- [Text provided]
-------
Did they then look at the quality of the articles? So, did they simply leave it that they were randomized trials or did they ensure or address the fact whether they were high or low-quality randomized trials? And, were these processes of judging eligibility and looking at the quality of the trials done in duplicate to ensure that they were replicable? >> Dr. Guyatt, the chapter discusses a system for rating quality of evidence and strength of recommendations, and this is called the Grading of Recommendations Assessment, Development, and Evaluation, or the GRADE Approach.
How does the GRADE rating help us determine the quality of the evidence? >> Quality of evidence has traditionally been thought of in terms of issues of risk of bias. So, is a study randomized? And if randomized, is it concealed, blinded, and complete follow-up? The GRADE approach takes a broader definition of quality of evidence and thinks of it as our confidence in the estimate of effect. And risk of bias clearly decreases our confidence in the estimates of effect.
But there are other things that can decrease our confidence. So, for instance, one can have studies with a low risk of bias, but a small sample size and they will yield imprecise results subject to random error, which decreases our confidence. Studies may have a low risk of bias and the sample size may be large, but the studies may have had disparate results. Some studies showing big effects, some no effects, or even on the harm side. That inconsistency lowers our confidence in the estimates of the effect.
Studies may be low risk of bias, precise with large sample sizes, consistent results, but they may be not directly addressing our question relevant to our patients. So, for instance, a typical issue within internal medicine, if you are a geriatrician and the patient before you is 90 years old, and 90-year-olds have not been included in the trials that have included typically much younger patients, one has the issue one may be getting low risk of bias, precise, consistent results, but do they apply to your 90-year-old patient?
-------
- [Supplied entries]
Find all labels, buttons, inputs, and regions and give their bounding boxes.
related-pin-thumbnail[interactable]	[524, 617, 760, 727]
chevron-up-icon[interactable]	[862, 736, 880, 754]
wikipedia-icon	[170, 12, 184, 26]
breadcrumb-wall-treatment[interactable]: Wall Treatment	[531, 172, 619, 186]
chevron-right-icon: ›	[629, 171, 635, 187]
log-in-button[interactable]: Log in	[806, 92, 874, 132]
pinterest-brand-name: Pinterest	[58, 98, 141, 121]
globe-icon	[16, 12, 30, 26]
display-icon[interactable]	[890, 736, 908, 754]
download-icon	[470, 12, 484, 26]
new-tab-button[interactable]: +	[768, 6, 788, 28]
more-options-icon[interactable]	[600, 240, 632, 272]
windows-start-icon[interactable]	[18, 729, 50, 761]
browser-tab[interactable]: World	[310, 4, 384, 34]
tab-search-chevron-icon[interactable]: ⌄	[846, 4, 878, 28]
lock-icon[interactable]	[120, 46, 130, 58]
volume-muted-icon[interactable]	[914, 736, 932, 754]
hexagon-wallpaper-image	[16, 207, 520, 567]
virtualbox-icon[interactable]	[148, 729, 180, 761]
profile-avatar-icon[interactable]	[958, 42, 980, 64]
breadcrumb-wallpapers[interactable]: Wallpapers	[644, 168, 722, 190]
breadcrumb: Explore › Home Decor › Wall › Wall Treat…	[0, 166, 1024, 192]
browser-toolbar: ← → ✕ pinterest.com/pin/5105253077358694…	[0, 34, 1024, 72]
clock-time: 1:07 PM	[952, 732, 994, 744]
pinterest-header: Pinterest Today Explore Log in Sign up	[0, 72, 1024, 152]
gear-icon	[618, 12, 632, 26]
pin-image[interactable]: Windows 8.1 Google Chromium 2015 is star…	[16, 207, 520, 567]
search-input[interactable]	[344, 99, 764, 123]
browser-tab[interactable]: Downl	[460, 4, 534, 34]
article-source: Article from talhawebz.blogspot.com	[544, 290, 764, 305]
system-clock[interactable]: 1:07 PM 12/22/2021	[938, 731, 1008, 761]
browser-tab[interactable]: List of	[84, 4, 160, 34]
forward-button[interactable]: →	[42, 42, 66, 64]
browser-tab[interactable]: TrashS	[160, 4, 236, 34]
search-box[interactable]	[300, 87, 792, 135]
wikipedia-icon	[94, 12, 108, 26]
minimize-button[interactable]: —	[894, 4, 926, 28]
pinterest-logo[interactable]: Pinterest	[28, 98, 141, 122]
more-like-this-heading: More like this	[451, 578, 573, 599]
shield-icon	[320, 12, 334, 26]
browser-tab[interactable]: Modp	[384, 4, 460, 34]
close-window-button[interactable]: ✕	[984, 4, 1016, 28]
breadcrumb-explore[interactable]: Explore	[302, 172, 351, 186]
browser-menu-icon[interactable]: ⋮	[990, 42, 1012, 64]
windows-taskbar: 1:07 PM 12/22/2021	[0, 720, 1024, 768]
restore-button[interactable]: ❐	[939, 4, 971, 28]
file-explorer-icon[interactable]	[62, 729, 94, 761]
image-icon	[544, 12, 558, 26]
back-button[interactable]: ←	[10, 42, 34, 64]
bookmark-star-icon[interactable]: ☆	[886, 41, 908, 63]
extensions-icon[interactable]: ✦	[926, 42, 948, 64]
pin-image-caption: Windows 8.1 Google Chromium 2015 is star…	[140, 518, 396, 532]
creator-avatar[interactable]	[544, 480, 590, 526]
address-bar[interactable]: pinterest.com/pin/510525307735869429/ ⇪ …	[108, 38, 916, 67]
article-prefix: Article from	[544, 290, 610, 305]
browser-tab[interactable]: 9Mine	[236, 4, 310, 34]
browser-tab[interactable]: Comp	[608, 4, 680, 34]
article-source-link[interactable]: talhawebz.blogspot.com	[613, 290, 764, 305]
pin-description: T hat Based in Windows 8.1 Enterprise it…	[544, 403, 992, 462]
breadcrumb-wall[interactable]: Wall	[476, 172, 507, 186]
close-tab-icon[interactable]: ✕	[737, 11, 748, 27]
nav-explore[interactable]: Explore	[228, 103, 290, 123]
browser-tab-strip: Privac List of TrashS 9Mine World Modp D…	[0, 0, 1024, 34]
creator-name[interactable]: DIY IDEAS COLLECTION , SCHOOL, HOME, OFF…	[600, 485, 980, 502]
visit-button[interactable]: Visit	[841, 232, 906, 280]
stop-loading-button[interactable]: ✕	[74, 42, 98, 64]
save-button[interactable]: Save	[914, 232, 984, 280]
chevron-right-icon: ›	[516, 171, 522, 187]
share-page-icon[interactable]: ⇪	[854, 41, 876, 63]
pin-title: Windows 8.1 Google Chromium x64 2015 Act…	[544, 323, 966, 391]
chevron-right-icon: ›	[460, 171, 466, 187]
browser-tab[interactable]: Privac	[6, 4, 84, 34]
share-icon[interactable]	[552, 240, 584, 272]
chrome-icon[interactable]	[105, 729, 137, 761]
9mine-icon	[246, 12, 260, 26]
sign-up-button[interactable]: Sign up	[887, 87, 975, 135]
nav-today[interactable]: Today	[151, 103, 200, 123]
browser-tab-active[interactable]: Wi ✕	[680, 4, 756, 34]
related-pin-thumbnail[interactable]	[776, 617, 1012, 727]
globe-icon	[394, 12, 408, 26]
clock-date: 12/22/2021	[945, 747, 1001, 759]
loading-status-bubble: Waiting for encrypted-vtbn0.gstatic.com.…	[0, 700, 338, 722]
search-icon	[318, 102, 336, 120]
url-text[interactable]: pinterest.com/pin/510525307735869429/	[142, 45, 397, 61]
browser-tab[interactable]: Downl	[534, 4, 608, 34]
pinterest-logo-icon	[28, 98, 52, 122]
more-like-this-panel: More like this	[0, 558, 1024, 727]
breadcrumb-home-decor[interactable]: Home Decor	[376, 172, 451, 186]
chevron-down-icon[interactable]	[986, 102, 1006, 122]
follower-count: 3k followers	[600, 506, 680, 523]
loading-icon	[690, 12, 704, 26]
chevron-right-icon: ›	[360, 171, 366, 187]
-------
- [Task requirements]
1) Reproduce the GRADE interview verbatim from "Studies may be" up to and including "your 90-year-old patient?".
2) In the GRADE interview, how does the GRADE approach define quality of evidence?
The records are material apart from the GRADE interview.

- [Exercise answers]
1)
Studies may be low risk of bias, precise with large sample sizes, consistent results, but they may be not directly addressing our question relevant to our patients. So, for instance, a typical issue within internal medicine, if you are a geriatrician and the patient before you is 90 years old, and 90-year-olds have not been included in the trials that have included typically much younger patients, one has the issue one may be getting low risk of bias, precise, consistent results, but do they apply to your 90-year-old patient?

2) As our confidence in the estimate of effect.